§ **Trecho selecionado**:
──────────────────────────────

BAKU – O vice-presidente Geraldo Alckmin, que representa o presidente Luiz Inácio Lula da Silva na 29ª Conferência do Clima (COP29), em Baku, e é cotado para liderar a COP do ano que vem, que será realizada em Belém (PA), cometeu uma gafe e deu uma escorregada na ciência ao tentar explicar por que combater o aquecimento global é um dos problemas mais importantes que a humanidade tem a enfrentar.
“É fácil o entendimento”, afirmou Alckmin ao se dirigir aos presentes em um evento que discutia os caminhos entre as COPs de Baku e Belém no pavilhão formado pelo consórcio de estados da Amazônia na conferência. Ele, então, começou a detalhar seu pensamento: “Eu respiro 20 vezes por minuto, em média: 80% nitrogênio, 20% oxigênio. Quando eu expiro, eu devolvo os 80% de nitrogênio e só 15% de oxigênio e 5% de gás carbônico, o CO2.”
No seu melhor estilo “contador de anedotas”, o vice-presidente disse que saber isso “é importante para quem quiser ser candidato amanhã a algum cargo”. Alckmin, então, lembrou que em um debate quando concorreu à prefeitura de São Paulo, em 2000, o ex-presidente Fernando Collor também estava na disputa. “O doutor Enéas [também na disputa] perguntou ao Fernando Collor: [na] zona sul de São Paulo, distrito de Marsilac, [qual é a] composição do ar atmosférico, percentual de oxigênio, nitrogênio, monóxido, dióxido de carbono, toda a tabela periódica? E ele [Collor] se enrolou inteiro”, disse, divertindo-se.
Aí, retomou o fio: “Mas nós todos consumimos oxigênio e jogamos gás carbônico na atmosfera. Nós, vaca, boi, cachorro, gato, galinha, peixe, todo o reino animal. A natureza é perfeita, e o mundo vegetal faz o inverso. Ele pega o CO2, quebra, fixa o carbono no solo e devolve o oxigênio através da fotossíntese. A natureza é perfeita e o mundo está equilibrado. Só que as florestas foram sendo destruídas, e a mão humana foi lá embaixo no solo e ainda pegou os combustíveis fósseis”.

──────────────────────────────

§ **Tarefas a realizar**:
1 – Reescreva o trecho selecionado de "BAKU – O vice-presidente" até "tem a enfrentar.", inclusive, trocando "gafe" por "trapalhada".
2 – Por favor, diga se cada afirmação concorda com o trecho selecionado, respondendo sim ou não e citando as palavras decisivas: (a) Alckmin disse que respira, em média, 20 vezes por minuto; (b) a COP29 acontece em Belém; (c) Alckmin concorreu à prefeitura de São Paulo em 2000.
As linhas a seguir são um material à parte, sem ligação com o trecho selecionado.

§ **Seção de dados**:
──────────────────────────────

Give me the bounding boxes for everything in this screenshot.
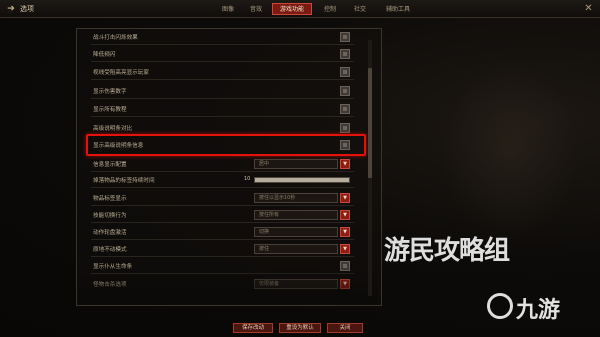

──────────────────────────────

§ **Exercício resolvido**:
1 –
BAKU – O vice-presidente Geraldo Alckmin, que representa o presidente Luiz Inácio Lula da Silva na 29ª Conferência do Clima (COP29), em Baku, e é cotado para liderar a COP do ano que vem, que será realizada em Belém (PA), cometeu uma trapalhada e deu uma escorregada na ciência ao tentar explicar por que combater o aquecimento global é um dos problemas mais importantes que a humanidade tem a enfrentar.

2 –
(a) Sim: “Eu respiro 20 vezes por minuto, em média”.
(b) Não: “na 29ª Conferência do Clima (COP29), em Baku”.
(c) Sim: “quando concorreu à prefeitura de São Paulo, em 2000”.